* **Written instruction**
Everything in the data should be repeated exactly, save for the images.

Saved entries:
※
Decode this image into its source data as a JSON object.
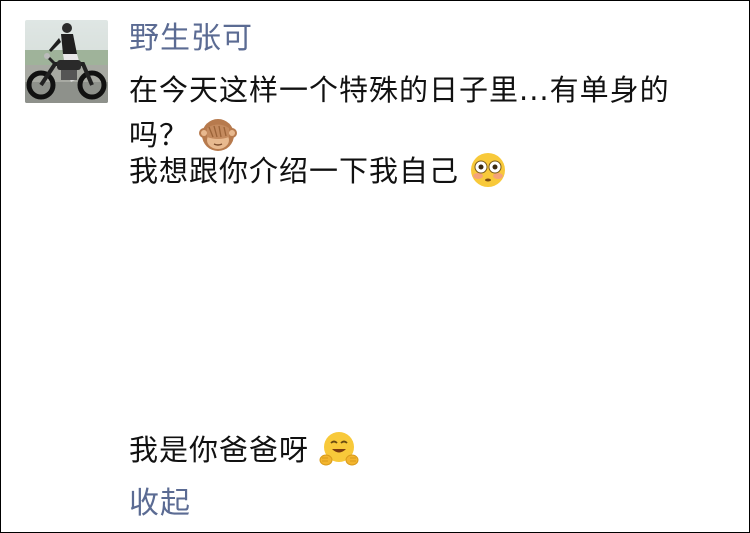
{
  "post": {
    "author": "野生张可",
    "lines": [
      "在今天这样一个特殊的日子里...有单身的",
      "吗？",
      "我想跟你介绍一下我自己",
      "我是你爸爸呀"
    ],
    "emojis": {
      "line2": "see-no-evil-monkey-icon",
      "line3": "flushed-face-icon",
      "line4": "hugging-face-icon"
    },
    "collapse_label": "收起"
  },
  "colors": {
    "link": "#5b6b93",
    "text": "#111111",
    "background": "#ffffff"
  }
}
※
* **Result of this task**
Decode this image into its source data as a JSON object.
{
  "post": {
    "author": "野生张可",
    "lines": [
      "在今天这样一个特殊的日子里...有单身的",
      "吗？",
      "我想跟你介绍一下我自己",
      "我是你爸爸呀"
    ],
    "emojis": {
      "line2": "see-no-evil-monkey-icon",
      "line3": "flushed-face-icon",
      "line4": "hugging-face-icon"
    },
    "collapse_label": "收起"
  },
  "colors": {
    "link": "#5b6b93",
    "text": "#111111",
    "background": "#ffffff"
  }
}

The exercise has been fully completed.